- [ENTRIES SUPPLIED]
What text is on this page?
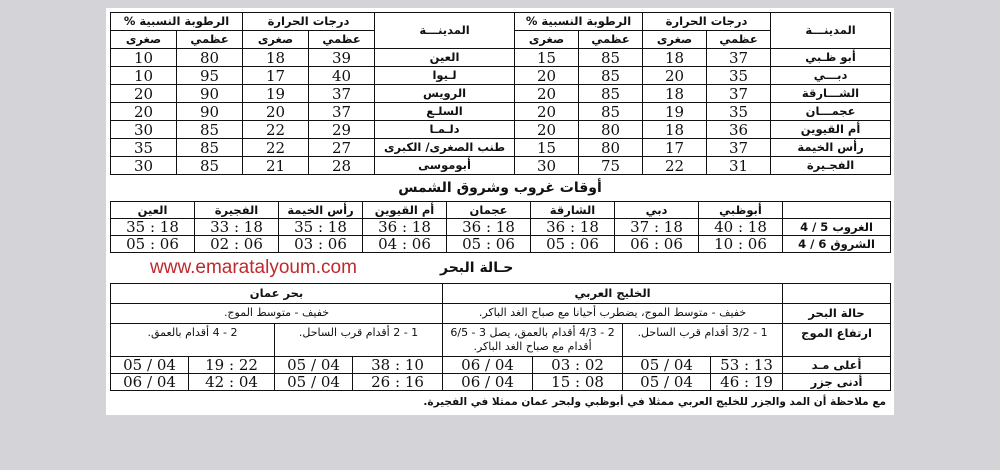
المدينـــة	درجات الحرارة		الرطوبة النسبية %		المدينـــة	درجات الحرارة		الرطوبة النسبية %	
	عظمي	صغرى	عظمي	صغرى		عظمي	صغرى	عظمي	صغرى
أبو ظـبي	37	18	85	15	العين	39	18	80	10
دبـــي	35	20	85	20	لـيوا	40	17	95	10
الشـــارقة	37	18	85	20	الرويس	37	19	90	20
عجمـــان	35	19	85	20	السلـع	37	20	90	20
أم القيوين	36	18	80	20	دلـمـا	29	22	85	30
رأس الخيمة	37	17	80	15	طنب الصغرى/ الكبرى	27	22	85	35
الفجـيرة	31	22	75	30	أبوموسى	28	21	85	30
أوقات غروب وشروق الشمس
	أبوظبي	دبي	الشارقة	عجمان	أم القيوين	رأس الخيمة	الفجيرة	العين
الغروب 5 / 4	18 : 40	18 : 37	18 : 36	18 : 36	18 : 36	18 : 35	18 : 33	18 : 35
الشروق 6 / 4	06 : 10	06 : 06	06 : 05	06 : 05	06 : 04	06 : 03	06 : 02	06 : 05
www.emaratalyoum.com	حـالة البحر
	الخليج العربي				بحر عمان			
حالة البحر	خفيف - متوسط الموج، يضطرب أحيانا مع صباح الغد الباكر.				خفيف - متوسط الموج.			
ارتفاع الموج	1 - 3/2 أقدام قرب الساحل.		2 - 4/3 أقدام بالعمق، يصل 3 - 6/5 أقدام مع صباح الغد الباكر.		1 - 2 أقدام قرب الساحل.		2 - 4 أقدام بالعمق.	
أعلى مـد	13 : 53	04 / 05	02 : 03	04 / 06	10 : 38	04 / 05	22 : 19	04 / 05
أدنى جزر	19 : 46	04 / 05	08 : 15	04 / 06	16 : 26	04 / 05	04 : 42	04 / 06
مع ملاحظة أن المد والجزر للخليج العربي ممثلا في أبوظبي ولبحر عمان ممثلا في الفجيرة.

* * *

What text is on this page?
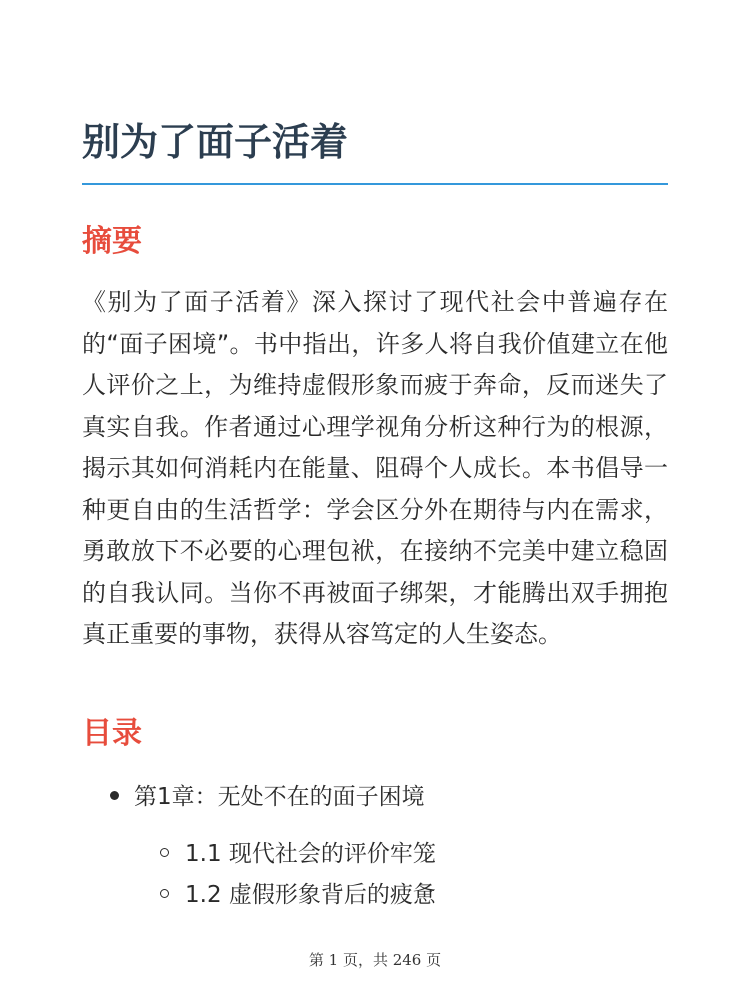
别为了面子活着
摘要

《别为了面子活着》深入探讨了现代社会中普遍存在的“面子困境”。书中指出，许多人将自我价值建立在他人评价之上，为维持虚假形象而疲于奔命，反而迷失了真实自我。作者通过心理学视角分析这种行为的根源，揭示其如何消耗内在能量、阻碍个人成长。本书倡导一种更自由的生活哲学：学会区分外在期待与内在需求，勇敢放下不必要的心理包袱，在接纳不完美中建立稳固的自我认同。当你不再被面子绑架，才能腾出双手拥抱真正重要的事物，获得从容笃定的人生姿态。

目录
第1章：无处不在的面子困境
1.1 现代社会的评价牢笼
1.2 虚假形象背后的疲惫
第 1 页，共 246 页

- [TASK STATEMENT]
Your answer should be one number: the count of lines in the data above that include the word "العين".

- [RESPONSE]
2